● **REQUEST**
Collect each line containing "content".

====================

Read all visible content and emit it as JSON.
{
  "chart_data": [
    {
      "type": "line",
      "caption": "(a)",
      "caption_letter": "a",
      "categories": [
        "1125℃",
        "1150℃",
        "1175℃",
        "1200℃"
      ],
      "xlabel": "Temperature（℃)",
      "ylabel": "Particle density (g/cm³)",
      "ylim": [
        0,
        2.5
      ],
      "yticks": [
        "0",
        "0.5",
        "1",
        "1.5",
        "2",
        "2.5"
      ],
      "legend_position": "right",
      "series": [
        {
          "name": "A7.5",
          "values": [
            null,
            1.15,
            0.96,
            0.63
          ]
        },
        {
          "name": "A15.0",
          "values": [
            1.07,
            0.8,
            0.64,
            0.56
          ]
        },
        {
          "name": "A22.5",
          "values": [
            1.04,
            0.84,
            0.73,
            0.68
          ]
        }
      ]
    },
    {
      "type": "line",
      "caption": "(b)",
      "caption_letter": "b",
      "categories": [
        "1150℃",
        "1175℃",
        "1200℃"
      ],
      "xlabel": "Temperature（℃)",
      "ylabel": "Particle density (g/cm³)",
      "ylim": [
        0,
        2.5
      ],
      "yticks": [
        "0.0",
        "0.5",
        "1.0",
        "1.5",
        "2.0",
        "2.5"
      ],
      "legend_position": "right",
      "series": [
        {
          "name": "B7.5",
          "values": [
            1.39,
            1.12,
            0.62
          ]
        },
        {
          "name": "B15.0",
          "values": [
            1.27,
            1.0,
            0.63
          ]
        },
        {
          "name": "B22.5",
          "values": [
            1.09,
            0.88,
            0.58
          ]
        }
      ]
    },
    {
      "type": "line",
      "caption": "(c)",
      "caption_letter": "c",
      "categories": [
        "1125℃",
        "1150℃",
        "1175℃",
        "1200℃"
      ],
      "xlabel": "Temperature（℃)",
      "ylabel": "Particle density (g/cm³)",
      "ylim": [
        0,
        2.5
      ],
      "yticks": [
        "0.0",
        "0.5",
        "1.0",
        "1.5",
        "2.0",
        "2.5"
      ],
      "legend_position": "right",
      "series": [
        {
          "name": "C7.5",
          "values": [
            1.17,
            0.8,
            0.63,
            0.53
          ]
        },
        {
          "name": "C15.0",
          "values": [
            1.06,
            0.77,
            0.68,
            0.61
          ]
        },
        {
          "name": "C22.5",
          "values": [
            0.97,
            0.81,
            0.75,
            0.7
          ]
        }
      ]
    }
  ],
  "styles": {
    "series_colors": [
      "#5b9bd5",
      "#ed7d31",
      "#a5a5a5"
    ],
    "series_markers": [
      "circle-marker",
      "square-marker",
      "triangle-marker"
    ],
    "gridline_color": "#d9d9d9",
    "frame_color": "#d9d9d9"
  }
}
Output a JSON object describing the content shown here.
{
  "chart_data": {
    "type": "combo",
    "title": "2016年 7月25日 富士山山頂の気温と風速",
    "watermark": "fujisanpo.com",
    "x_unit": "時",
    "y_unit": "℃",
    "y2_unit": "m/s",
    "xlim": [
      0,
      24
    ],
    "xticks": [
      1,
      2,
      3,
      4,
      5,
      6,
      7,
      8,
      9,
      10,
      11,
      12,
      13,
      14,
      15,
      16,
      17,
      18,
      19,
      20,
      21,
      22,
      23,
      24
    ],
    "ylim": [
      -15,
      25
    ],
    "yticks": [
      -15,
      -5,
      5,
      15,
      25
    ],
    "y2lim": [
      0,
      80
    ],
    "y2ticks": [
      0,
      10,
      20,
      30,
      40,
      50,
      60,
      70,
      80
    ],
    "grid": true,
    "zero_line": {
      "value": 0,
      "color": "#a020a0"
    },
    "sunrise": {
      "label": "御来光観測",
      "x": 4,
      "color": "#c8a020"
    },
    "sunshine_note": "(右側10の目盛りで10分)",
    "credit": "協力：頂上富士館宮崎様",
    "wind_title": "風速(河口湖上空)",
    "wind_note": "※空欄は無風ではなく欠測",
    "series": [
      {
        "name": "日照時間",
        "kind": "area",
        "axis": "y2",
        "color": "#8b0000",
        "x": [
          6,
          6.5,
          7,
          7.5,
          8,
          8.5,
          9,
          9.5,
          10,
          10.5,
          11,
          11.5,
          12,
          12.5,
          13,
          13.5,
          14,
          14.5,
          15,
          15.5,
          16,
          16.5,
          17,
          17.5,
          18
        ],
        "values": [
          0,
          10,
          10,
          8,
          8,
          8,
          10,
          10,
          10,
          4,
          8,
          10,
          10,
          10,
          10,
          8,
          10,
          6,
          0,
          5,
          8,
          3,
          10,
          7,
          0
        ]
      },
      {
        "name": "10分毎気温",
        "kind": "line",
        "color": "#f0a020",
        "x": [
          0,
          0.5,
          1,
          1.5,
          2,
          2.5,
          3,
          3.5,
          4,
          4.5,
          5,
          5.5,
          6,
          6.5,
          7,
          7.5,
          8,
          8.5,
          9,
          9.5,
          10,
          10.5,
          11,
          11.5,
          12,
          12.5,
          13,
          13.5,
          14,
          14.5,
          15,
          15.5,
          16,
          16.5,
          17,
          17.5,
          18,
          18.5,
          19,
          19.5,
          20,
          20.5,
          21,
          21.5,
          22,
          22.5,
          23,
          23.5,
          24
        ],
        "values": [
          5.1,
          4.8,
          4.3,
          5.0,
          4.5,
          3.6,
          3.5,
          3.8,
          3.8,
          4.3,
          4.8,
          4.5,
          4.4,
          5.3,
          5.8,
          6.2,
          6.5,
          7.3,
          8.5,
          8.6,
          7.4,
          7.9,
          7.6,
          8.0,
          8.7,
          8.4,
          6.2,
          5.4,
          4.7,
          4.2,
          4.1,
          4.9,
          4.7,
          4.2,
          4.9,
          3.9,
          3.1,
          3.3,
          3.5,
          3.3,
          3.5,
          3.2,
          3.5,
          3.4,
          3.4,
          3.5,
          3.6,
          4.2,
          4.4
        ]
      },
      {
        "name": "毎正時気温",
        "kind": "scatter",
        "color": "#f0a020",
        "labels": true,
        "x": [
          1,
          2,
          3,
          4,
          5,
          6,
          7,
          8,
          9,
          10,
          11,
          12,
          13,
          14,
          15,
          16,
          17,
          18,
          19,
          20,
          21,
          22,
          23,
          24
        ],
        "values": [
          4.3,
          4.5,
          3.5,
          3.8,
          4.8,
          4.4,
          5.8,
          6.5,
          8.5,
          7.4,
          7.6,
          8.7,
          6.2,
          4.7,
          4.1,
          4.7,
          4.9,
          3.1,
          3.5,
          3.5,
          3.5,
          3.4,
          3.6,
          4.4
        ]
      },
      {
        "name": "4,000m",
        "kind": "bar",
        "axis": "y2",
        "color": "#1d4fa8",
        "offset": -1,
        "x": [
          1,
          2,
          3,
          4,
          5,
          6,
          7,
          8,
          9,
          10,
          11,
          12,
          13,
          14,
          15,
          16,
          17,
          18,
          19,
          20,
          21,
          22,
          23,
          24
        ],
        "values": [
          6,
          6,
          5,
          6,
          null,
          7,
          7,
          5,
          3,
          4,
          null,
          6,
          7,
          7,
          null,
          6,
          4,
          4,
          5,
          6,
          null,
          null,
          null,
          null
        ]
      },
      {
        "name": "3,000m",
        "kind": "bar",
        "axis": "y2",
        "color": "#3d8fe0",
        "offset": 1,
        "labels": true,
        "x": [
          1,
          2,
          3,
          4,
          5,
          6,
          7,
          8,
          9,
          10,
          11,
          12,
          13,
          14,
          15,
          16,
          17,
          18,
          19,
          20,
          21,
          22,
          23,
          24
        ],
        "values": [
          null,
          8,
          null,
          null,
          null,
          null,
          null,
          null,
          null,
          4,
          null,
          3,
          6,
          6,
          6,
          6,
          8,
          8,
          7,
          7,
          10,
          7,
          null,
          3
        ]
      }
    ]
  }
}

====================

● **EXERCISE SOLUTION**
Read all visible content and emit it as JSON.
Output a JSON object describing the content shown here.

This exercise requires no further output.